[Raw records]
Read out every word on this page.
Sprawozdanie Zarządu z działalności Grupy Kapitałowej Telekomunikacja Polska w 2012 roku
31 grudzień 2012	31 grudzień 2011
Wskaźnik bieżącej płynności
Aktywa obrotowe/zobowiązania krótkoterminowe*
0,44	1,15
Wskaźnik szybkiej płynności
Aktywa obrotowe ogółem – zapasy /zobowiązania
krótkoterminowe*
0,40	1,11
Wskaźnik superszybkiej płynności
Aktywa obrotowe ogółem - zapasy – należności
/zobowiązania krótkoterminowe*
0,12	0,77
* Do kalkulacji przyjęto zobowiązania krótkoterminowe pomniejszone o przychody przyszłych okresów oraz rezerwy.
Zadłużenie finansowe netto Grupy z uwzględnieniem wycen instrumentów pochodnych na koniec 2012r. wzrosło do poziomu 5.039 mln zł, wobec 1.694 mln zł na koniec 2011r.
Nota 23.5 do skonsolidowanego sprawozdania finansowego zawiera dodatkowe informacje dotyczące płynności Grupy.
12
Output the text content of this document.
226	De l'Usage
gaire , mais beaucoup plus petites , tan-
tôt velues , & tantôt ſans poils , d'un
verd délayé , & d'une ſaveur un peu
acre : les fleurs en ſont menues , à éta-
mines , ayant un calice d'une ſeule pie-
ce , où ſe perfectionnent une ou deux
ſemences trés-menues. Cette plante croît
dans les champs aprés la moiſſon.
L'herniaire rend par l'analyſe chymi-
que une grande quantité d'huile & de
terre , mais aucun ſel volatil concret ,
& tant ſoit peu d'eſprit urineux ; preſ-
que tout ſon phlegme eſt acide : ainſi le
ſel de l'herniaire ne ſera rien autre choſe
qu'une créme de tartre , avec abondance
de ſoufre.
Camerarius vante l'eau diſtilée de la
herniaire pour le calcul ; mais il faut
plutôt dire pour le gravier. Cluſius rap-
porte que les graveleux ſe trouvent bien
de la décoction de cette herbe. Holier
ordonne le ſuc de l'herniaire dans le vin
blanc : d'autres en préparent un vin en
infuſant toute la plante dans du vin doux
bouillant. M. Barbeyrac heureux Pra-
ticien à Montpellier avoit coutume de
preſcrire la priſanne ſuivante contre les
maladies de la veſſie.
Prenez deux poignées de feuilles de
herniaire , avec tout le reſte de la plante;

Requirements: Write the data from above out again, exactly.

Task solution:
Read out every word on this page.
Sprawozdanie Zarządu z działalności Grupy Kapitałowej Telekomunikacja Polska w 2012 roku
31 grudzień 2012	31 grudzień 2011
Wskaźnik bieżącej płynności
Aktywa obrotowe/zobowiązania krótkoterminowe*
0,44	1,15
Wskaźnik szybkiej płynności
Aktywa obrotowe ogółem – zapasy /zobowiązania
krótkoterminowe*
0,40	1,11
Wskaźnik superszybkiej płynności
Aktywa obrotowe ogółem - zapasy – należności
/zobowiązania krótkoterminowe*
0,12	0,77
* Do kalkulacji przyjęto zobowiązania krótkoterminowe pomniejszone o przychody przyszłych okresów oraz rezerwy.
Zadłużenie finansowe netto Grupy z uwzględnieniem wycen instrumentów pochodnych na koniec 2012r. wzrosło do poziomu 5.039 mln zł, wobec 1.694 mln zł na koniec 2011r.
Nota 23.5 do skonsolidowanego sprawozdania finansowego zawiera dodatkowe informacje dotyczące płynności Grupy.
12
Output the text content of this document.
226	De l'Usage
gaire , mais beaucoup plus petites , tan-
tôt velues , & tantôt ſans poils , d'un
verd délayé , & d'une ſaveur un peu
acre : les fleurs en ſont menues , à éta-
mines , ayant un calice d'une ſeule pie-
ce , où ſe perfectionnent une ou deux
ſemences trés-menues. Cette plante croît
dans les champs aprés la moiſſon.
L'herniaire rend par l'analyſe chymi-
que une grande quantité d'huile & de
terre , mais aucun ſel volatil concret ,
& tant ſoit peu d'eſprit urineux ; preſ-
que tout ſon phlegme eſt acide : ainſi le
ſel de l'herniaire ne ſera rien autre choſe
qu'une créme de tartre , avec abondance
de ſoufre.
Camerarius vante l'eau diſtilée de la
herniaire pour le calcul ; mais il faut
plutôt dire pour le gravier. Cluſius rap-
porte que les graveleux ſe trouvent bien
de la décoction de cette herbe. Holier
ordonne le ſuc de l'herniaire dans le vin
blanc : d'autres en préparent un vin en
infuſant toute la plante dans du vin doux
bouillant. M. Barbeyrac heureux Pra-
ticien à Montpellier avoit coutume de
preſcrire la priſanne ſuivante contre les
maladies de la veſſie.
Prenez deux poignées de feuilles de
herniaire , avec tout le reſte de la plante;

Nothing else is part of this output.